What you are asked to do
Repeat the full listing, word for word.

Provided entries
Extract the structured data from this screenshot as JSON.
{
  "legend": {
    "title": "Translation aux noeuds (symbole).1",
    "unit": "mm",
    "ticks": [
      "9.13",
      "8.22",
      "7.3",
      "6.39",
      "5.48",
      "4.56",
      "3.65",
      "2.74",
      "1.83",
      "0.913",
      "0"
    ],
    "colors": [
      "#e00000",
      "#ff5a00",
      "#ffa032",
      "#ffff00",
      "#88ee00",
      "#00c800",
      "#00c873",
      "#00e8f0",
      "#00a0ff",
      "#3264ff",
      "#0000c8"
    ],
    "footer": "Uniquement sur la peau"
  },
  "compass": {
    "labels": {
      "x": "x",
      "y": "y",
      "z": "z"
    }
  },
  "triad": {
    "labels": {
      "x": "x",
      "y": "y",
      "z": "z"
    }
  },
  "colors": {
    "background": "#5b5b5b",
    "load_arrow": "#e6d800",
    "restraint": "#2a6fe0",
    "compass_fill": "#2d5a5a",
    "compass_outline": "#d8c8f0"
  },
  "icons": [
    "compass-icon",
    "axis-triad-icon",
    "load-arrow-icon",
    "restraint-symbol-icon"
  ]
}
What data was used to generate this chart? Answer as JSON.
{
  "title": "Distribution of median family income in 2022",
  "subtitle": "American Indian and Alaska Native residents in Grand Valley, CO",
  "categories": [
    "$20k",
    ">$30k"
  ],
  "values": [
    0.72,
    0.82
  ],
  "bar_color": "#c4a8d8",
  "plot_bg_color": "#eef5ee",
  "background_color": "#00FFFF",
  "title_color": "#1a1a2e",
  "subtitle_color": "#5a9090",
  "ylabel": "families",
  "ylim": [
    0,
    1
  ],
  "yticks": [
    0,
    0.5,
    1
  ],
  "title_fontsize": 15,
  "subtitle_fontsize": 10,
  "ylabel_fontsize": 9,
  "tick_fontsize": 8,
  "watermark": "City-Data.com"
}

Task result
Extract the structured data from this screenshot as JSON.
{
  "legend": {
    "title": "Translation aux noeuds (symbole).1",
    "unit": "mm",
    "ticks": [
      "9.13",
      "8.22",
      "7.3",
      "6.39",
      "5.48",
      "4.56",
      "3.65",
      "2.74",
      "1.83",
      "0.913",
      "0"
    ],
    "colors": [
      "#e00000",
      "#ff5a00",
      "#ffa032",
      "#ffff00",
      "#88ee00",
      "#00c800",
      "#00c873",
      "#00e8f0",
      "#00a0ff",
      "#3264ff",
      "#0000c8"
    ],
    "footer": "Uniquement sur la peau"
  },
  "compass": {
    "labels": {
      "x": "x",
      "y": "y",
      "z": "z"
    }
  },
  "triad": {
    "labels": {
      "x": "x",
      "y": "y",
      "z": "z"
    }
  },
  "colors": {
    "background": "#5b5b5b",
    "load_arrow": "#e6d800",
    "restraint": "#2a6fe0",
    "compass_fill": "#2d5a5a",
    "compass_outline": "#d8c8f0"
  },
  "icons": [
    "compass-icon",
    "axis-triad-icon",
    "load-arrow-icon",
    "restraint-symbol-icon"
  ]
}
What data was used to generate this chart? Answer as JSON.
{
  "title": "Distribution of median family income in 2022",
  "subtitle": "American Indian and Alaska Native residents in Grand Valley, CO",
  "categories": [
    "$20k",
    ">$30k"
  ],
  "values": [
    0.72,
    0.82
  ],
  "bar_color": "#c4a8d8",
  "plot_bg_color": "#eef5ee",
  "background_color": "#00FFFF",
  "title_color": "#1a1a2e",
  "subtitle_color": "#5a9090",
  "ylabel": "families",
  "ylim": [
    0,
    1
  ],
  "yticks": [
    0,
    0.5,
    1
  ],
  "title_fontsize": 15,
  "subtitle_fontsize": 10,
  "ylabel_fontsize": 9,
  "tick_fontsize": 8,
  "watermark": "City-Data.com"
}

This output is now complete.